Records from a dataset:
--- Start ---

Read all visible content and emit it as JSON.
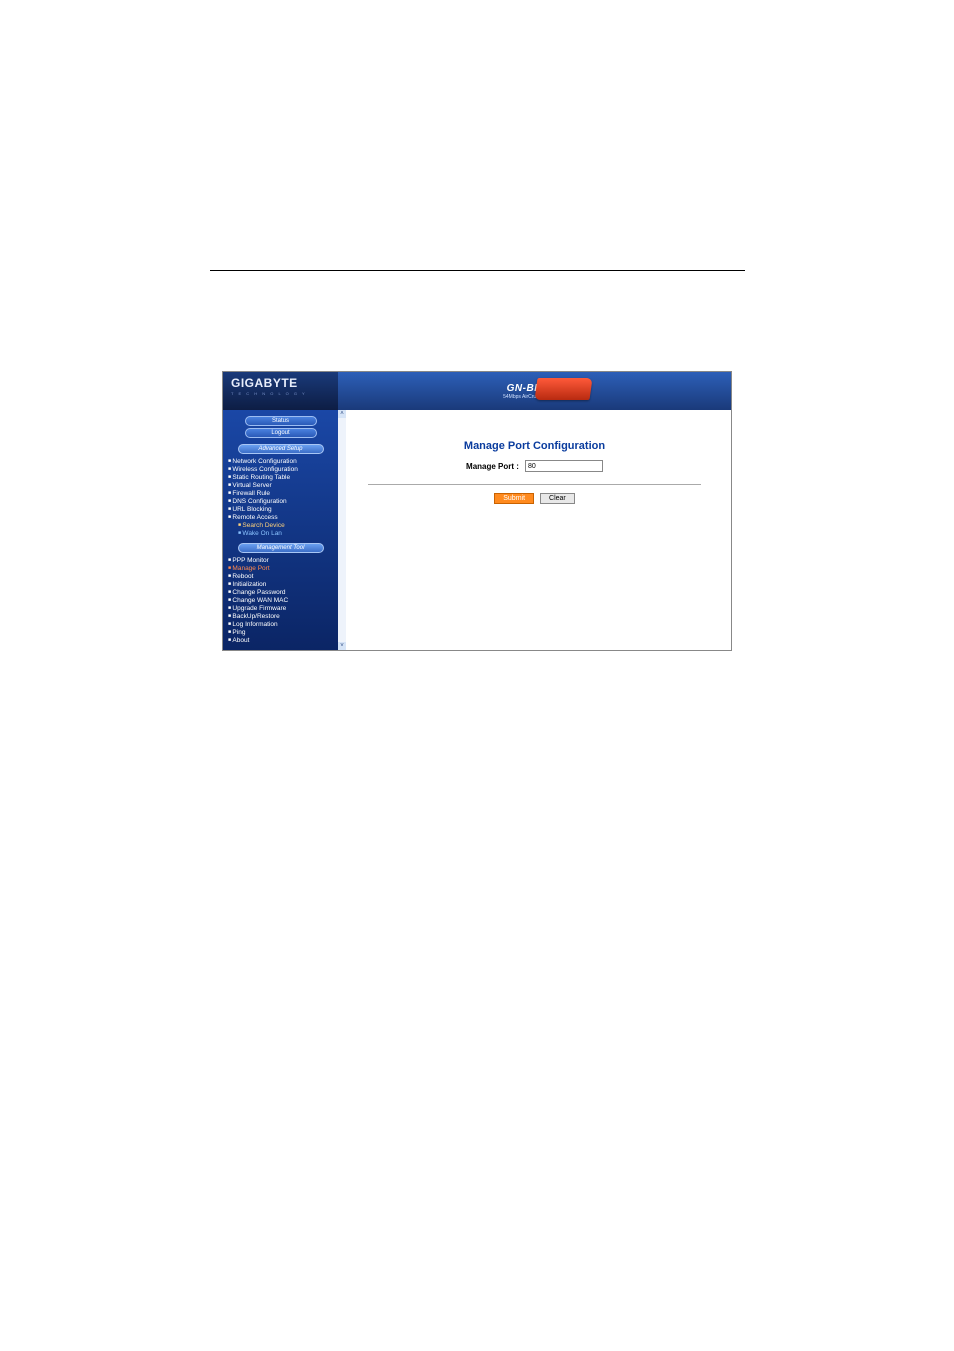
{
  "header": {
    "brand": "GIGABYTE",
    "brand_sub": "T E C H N O L O G Y",
    "model": "GN-BR01G",
    "model_sub": "54Mbps AirCruiser G Router"
  },
  "sidebar": {
    "btn_status": "Status",
    "btn_logout": "Logout",
    "section_advanced": "Advanced Setup",
    "adv_items": [
      "Network Configuration",
      "Wireless Configuration",
      "Static Routing Table",
      "Virtual Server",
      "Firewall Rule",
      "DNS Configuration",
      "URL Blocking",
      "Remote Access"
    ],
    "adv_sub1": "Search Device",
    "adv_sub2": "Wake On Lan",
    "section_mgmt": "Management Tool",
    "mgmt_items": [
      "PPP Monitor",
      "Manage Port",
      "Reboot",
      "Initialization",
      "Change Password",
      "Change WAN MAC",
      "Upgrade Firmware",
      "BackUp/Restore",
      "Log Information",
      "Ping",
      "About"
    ],
    "scroll_up": "˄",
    "scroll_down": "˅"
  },
  "content": {
    "title": "Manage Port Configuration",
    "label": "Manage Port :",
    "value": "80",
    "submit": "Submit",
    "clear": "Clear"
  }
}
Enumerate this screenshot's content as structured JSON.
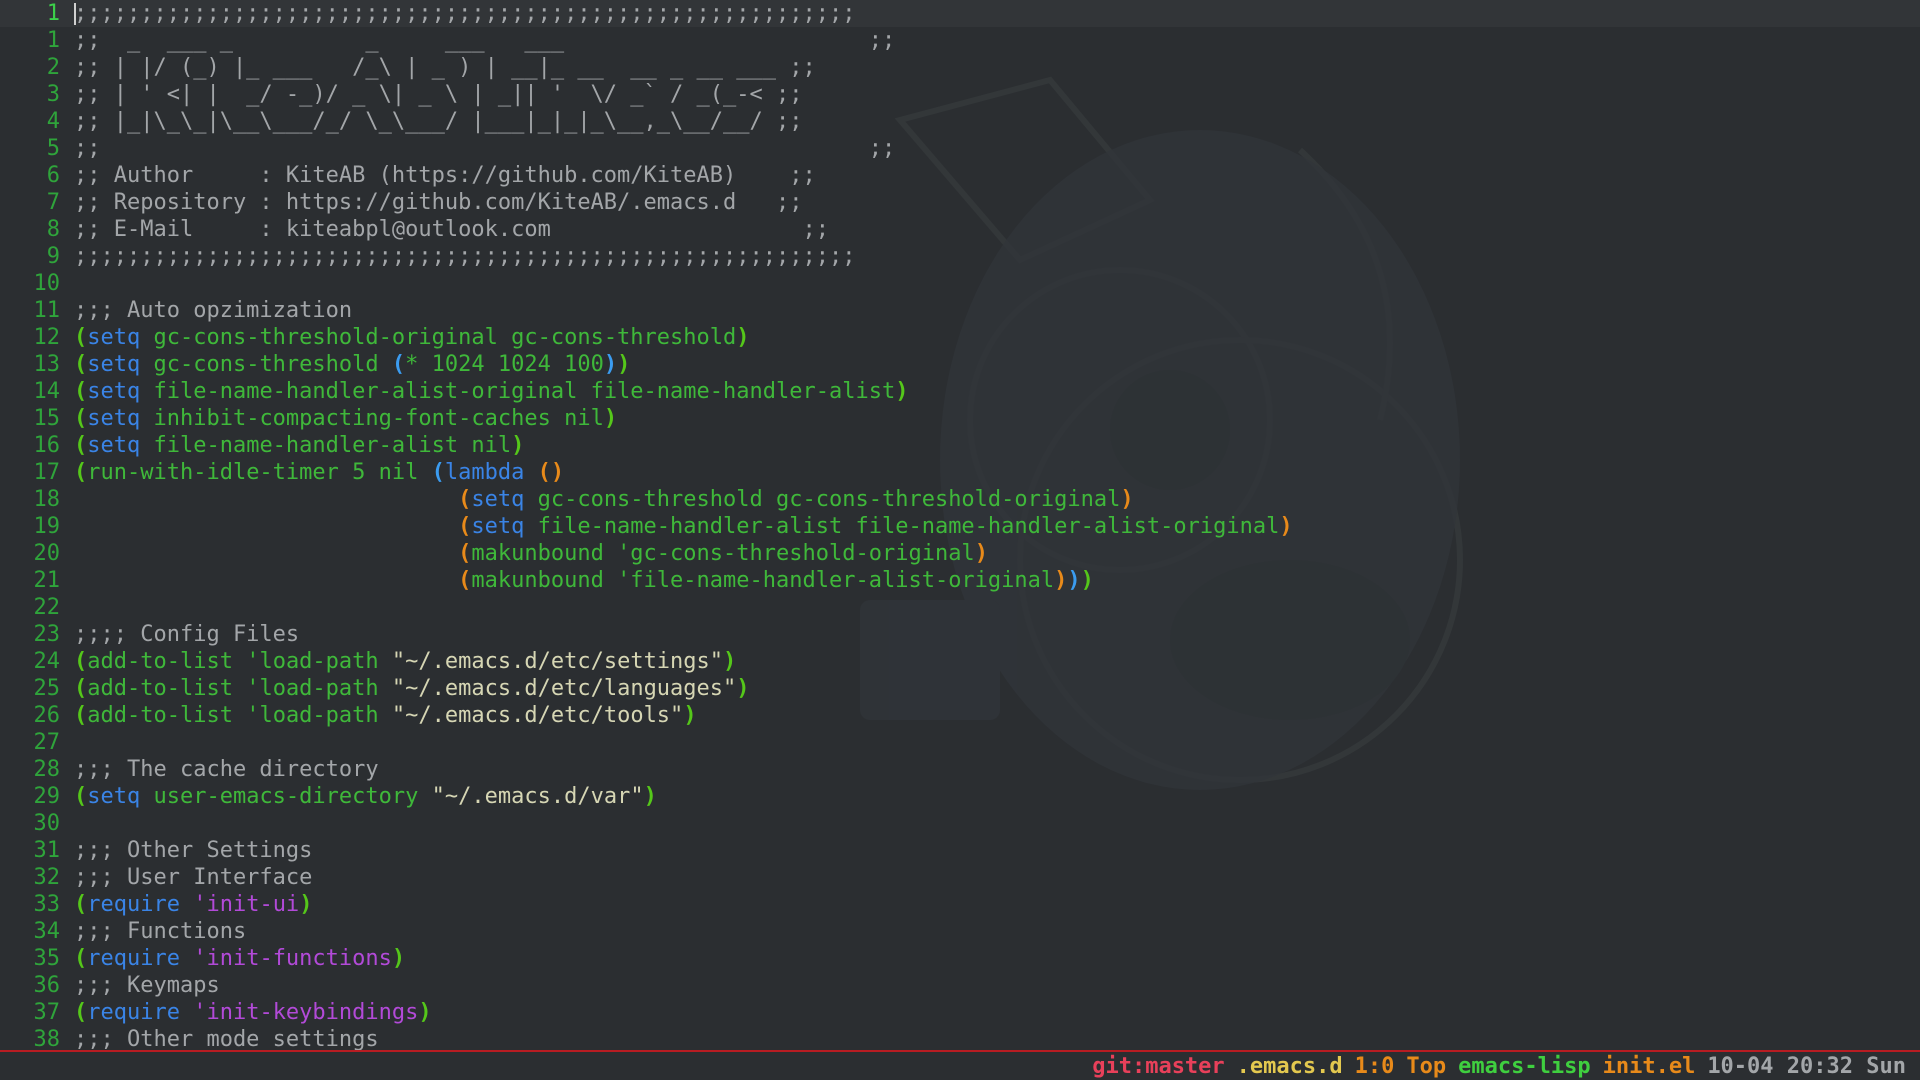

--- End ---

• **Short task**
Write out every entry again word for word, without any of the pictures.

• **Completed exercise**
Read all visible content and emit it as JSON.
{
  "header": {
    "brand": "GIGABYTE",
    "brand_sub": "T E C H N O L O G Y",
    "model": "GN-BR01G",
    "model_sub": "54Mbps AirCruiser G Router"
  },
  "sidebar": {
    "btn_status": "Status",
    "btn_logout": "Logout",
    "section_advanced": "Advanced Setup",
    "adv_items": [
      "Network Configuration",
      "Wireless Configuration",
      "Static Routing Table",
      "Virtual Server",
      "Firewall Rule",
      "DNS Configuration",
      "URL Blocking",
      "Remote Access"
    ],
    "adv_sub1": "Search Device",
    "adv_sub2": "Wake On Lan",
    "section_mgmt": "Management Tool",
    "mgmt_items": [
      "PPP Monitor",
      "Manage Port",
      "Reboot",
      "Initialization",
      "Change Password",
      "Change WAN MAC",
      "Upgrade Firmware",
      "BackUp/Restore",
      "Log Information",
      "Ping",
      "About"
    ],
    "scroll_up": "˄",
    "scroll_down": "˅"
  },
  "content": {
    "title": "Manage Port Configuration",
    "label": "Manage Port :",
    "value": "80",
    "submit": "Submit",
    "clear": "Clear"
  }
}
Enumerate this screenshot's content as structured JSON.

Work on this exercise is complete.